▶ **Task details**
Select each line where the word "weiblich" appears.

▶ **Data extract**
————————

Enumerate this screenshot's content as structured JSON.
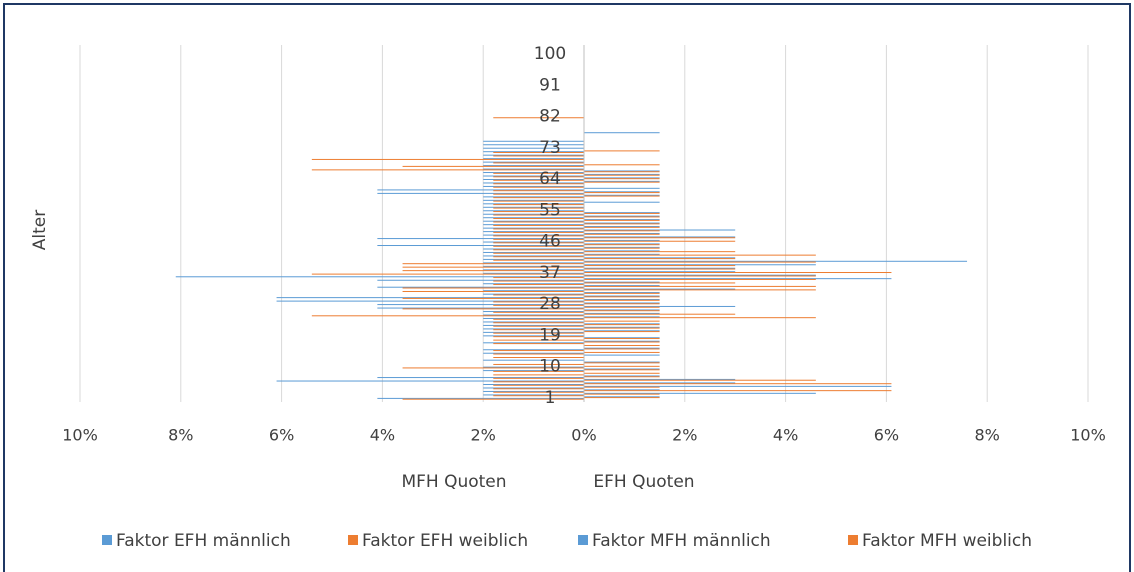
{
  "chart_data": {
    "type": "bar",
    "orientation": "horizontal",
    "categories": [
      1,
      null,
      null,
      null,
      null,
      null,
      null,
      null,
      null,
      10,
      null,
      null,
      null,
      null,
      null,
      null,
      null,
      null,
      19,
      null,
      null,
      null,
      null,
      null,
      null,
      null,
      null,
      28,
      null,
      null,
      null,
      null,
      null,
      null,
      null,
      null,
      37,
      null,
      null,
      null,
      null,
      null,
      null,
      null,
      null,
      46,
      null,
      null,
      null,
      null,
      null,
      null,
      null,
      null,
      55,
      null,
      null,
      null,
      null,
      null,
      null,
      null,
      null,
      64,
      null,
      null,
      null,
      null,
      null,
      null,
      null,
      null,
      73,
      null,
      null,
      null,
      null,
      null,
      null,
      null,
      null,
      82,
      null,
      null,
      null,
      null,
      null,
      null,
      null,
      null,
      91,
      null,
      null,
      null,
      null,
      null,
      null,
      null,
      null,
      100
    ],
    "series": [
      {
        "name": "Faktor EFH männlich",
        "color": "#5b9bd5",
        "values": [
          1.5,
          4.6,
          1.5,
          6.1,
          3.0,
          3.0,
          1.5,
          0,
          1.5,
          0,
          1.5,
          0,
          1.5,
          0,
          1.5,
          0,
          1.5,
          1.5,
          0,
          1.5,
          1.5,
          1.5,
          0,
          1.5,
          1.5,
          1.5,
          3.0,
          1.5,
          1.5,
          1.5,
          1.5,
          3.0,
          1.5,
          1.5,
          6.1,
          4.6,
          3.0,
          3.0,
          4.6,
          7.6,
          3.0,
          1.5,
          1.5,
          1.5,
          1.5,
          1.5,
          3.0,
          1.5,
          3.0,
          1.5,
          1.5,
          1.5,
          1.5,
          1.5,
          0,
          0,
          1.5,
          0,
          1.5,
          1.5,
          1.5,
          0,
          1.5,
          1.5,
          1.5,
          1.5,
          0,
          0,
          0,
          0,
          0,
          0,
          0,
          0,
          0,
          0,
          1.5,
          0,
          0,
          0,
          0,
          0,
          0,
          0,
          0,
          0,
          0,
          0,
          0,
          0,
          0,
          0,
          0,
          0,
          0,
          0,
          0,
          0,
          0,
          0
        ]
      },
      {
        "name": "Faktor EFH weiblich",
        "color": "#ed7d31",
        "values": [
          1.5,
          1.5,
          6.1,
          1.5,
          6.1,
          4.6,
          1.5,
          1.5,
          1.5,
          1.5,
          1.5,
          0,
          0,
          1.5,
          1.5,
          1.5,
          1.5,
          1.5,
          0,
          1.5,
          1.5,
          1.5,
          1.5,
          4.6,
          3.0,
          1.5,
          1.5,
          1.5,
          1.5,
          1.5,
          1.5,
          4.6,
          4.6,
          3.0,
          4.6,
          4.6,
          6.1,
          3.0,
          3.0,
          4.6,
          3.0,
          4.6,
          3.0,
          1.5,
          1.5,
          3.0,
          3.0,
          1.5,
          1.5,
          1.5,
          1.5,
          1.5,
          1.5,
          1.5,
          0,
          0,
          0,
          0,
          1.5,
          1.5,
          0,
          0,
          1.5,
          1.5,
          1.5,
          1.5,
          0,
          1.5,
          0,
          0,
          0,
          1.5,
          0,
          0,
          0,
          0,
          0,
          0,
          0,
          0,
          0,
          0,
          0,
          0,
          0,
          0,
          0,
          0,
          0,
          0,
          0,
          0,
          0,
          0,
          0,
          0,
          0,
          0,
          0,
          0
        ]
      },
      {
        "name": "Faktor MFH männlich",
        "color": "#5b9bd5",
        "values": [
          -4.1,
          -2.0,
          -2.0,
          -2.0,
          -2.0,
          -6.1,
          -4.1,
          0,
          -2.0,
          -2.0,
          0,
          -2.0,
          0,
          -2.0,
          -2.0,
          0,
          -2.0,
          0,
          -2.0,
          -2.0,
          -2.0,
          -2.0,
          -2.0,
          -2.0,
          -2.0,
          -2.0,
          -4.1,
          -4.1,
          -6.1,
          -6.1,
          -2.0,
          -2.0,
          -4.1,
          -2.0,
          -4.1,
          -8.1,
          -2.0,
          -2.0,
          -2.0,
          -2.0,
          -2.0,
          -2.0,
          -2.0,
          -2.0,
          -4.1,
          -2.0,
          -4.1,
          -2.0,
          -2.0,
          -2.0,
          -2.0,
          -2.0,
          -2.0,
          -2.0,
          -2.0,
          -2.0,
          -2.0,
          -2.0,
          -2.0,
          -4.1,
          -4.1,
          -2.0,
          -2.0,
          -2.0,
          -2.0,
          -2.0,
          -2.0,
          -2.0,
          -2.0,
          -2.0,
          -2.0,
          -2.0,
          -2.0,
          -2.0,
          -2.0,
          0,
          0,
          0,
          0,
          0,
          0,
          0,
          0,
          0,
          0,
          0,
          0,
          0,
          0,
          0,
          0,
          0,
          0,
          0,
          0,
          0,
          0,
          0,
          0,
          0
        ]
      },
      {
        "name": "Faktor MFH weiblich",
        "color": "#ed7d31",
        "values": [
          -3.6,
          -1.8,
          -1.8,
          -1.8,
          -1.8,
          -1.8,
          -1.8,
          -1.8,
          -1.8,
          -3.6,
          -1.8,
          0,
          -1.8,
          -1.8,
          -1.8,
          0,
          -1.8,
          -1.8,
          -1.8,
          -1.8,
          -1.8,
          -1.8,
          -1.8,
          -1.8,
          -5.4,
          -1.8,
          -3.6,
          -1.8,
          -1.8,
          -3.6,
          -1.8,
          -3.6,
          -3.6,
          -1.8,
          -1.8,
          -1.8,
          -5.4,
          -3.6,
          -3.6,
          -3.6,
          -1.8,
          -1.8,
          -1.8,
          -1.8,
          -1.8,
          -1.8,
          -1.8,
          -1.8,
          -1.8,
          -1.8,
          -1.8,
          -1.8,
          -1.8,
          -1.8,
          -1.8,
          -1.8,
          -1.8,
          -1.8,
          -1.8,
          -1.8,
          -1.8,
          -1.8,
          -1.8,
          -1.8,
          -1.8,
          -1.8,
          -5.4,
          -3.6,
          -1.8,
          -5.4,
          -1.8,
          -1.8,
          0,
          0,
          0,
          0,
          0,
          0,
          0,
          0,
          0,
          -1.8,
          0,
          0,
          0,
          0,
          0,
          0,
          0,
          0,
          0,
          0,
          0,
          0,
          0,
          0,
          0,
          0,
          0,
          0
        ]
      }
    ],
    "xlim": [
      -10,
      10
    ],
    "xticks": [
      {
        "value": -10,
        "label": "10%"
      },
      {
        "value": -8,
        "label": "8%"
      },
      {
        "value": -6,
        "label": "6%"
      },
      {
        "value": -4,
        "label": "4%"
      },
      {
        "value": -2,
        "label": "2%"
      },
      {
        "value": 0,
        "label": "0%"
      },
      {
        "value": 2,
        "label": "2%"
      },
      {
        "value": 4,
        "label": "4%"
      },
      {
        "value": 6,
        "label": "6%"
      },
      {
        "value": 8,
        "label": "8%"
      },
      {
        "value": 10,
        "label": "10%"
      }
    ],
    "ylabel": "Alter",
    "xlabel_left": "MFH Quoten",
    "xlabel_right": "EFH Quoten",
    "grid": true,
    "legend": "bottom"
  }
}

————————

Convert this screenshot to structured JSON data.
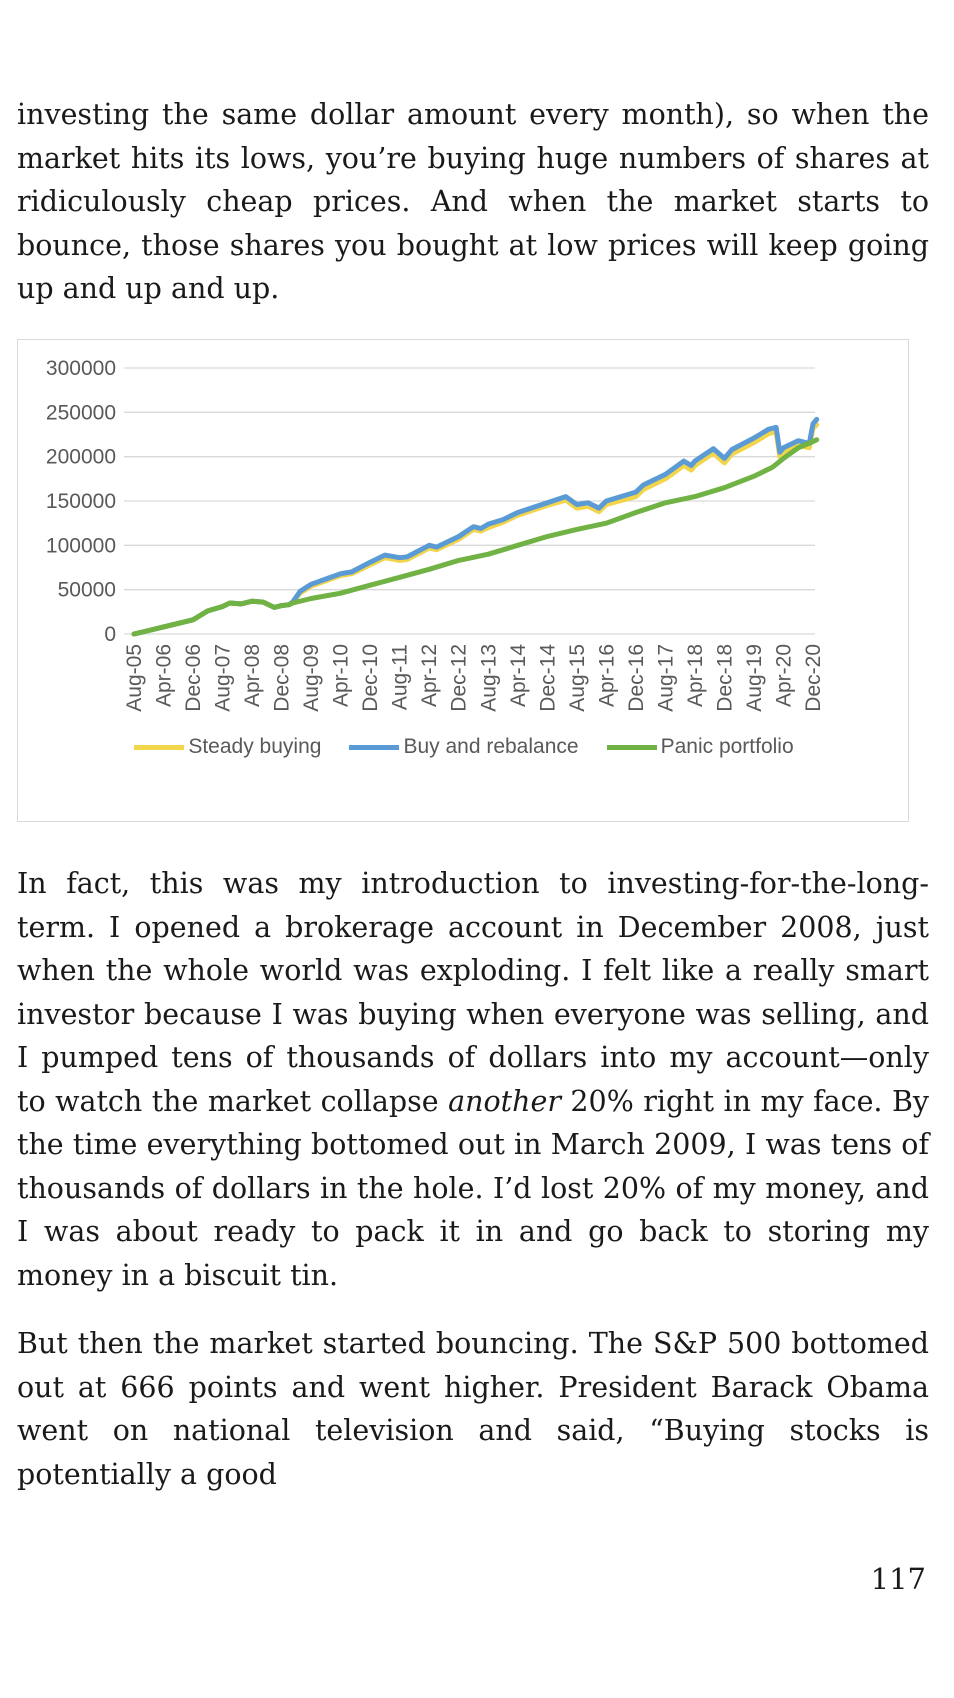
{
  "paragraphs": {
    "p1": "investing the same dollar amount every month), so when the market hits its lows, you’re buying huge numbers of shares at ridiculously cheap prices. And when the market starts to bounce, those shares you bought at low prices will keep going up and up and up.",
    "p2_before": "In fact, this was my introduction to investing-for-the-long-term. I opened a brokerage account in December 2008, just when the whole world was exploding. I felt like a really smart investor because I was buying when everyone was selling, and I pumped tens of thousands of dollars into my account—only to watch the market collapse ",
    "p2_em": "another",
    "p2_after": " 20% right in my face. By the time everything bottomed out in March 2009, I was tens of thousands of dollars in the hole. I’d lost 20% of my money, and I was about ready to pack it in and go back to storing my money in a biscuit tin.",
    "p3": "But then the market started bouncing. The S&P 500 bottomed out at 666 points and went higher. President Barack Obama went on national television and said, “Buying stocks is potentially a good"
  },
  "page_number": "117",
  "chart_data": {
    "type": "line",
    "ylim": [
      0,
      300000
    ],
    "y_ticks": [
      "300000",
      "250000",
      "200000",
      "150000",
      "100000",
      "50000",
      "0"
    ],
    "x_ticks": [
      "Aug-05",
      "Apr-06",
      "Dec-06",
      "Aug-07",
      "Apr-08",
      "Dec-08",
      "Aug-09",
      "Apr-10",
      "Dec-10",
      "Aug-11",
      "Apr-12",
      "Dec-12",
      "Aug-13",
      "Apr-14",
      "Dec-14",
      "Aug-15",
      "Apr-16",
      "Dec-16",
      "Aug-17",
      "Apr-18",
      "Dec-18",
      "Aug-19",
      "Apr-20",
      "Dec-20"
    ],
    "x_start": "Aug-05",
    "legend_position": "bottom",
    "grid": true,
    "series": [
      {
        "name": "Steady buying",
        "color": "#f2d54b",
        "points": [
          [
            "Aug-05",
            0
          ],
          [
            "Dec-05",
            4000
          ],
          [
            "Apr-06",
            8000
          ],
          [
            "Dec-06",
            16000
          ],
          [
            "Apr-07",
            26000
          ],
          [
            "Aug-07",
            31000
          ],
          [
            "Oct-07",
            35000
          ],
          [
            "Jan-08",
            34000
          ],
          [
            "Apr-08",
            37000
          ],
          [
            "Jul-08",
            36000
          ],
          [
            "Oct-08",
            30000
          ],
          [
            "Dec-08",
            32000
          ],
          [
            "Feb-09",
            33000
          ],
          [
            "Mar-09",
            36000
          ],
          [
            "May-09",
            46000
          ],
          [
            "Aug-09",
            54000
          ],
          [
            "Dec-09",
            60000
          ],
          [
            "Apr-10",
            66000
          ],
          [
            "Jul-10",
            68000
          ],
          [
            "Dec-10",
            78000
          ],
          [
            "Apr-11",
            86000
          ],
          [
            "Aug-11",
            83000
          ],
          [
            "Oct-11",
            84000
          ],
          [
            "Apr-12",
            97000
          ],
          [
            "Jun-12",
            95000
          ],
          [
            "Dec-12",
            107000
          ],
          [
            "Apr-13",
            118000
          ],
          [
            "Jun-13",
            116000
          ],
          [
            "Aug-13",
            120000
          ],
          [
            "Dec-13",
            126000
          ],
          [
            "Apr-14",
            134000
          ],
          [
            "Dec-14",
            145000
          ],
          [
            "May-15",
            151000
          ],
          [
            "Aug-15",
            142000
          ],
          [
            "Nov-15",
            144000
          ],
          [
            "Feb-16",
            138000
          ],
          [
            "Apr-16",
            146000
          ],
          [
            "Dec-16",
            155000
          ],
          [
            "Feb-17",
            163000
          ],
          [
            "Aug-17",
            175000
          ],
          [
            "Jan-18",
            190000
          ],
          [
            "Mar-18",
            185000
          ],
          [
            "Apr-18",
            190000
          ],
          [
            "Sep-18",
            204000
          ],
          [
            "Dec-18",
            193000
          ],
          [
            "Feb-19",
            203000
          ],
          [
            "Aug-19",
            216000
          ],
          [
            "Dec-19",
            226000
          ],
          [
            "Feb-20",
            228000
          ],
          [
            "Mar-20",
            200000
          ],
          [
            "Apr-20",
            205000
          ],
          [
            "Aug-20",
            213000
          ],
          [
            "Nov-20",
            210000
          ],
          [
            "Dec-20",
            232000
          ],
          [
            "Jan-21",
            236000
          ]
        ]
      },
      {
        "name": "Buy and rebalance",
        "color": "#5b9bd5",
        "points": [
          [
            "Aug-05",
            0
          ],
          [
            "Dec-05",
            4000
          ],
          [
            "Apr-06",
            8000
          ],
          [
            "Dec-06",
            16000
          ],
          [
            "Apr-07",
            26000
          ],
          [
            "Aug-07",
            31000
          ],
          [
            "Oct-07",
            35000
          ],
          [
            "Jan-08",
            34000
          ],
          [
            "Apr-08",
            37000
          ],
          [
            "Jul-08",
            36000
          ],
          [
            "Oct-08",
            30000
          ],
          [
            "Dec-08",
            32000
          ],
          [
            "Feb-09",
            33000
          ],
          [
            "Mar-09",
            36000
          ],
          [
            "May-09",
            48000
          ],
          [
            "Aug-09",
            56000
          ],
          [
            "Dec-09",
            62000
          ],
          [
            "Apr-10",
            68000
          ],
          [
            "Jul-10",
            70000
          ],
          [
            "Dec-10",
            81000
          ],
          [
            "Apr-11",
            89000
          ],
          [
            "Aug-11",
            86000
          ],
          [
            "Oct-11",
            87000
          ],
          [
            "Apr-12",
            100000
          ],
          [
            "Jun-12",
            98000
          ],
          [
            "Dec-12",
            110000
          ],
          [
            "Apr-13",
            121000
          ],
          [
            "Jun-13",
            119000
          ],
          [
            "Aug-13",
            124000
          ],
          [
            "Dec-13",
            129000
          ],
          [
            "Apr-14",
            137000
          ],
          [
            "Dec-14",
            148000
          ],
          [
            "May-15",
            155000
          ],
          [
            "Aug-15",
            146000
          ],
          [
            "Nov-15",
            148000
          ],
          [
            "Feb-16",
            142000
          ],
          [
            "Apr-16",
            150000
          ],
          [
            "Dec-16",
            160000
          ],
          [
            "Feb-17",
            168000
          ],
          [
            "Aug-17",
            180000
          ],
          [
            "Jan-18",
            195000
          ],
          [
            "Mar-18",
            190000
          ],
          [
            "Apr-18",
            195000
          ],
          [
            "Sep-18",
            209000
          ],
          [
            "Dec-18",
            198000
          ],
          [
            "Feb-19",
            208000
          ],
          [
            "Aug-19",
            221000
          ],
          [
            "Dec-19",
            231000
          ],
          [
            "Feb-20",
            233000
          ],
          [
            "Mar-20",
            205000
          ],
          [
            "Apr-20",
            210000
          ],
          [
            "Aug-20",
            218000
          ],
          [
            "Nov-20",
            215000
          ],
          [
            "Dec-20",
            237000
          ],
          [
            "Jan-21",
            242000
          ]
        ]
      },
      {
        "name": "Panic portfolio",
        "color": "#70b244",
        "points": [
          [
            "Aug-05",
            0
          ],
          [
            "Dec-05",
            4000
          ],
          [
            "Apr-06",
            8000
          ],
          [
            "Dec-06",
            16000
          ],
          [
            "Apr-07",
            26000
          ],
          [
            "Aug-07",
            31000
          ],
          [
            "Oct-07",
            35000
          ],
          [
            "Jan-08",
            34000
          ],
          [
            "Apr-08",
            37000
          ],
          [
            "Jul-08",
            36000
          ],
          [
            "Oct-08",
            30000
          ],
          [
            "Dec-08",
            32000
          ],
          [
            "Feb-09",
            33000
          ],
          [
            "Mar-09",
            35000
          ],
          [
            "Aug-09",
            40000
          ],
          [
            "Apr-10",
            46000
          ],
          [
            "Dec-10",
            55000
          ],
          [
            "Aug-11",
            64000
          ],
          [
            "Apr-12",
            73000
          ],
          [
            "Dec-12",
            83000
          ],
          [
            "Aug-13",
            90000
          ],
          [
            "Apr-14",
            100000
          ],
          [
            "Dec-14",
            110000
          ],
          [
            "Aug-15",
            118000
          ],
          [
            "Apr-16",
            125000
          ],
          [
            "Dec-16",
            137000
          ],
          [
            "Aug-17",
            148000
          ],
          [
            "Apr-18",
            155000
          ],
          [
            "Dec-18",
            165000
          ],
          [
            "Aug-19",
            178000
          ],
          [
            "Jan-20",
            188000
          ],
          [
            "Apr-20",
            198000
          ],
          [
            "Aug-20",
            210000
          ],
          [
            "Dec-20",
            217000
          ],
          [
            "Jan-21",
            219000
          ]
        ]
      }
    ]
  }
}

————————

▶ **Solution for this exercise**
        "name": "Faktor EFH weiblich",
        "name": "Faktor MFH weiblich",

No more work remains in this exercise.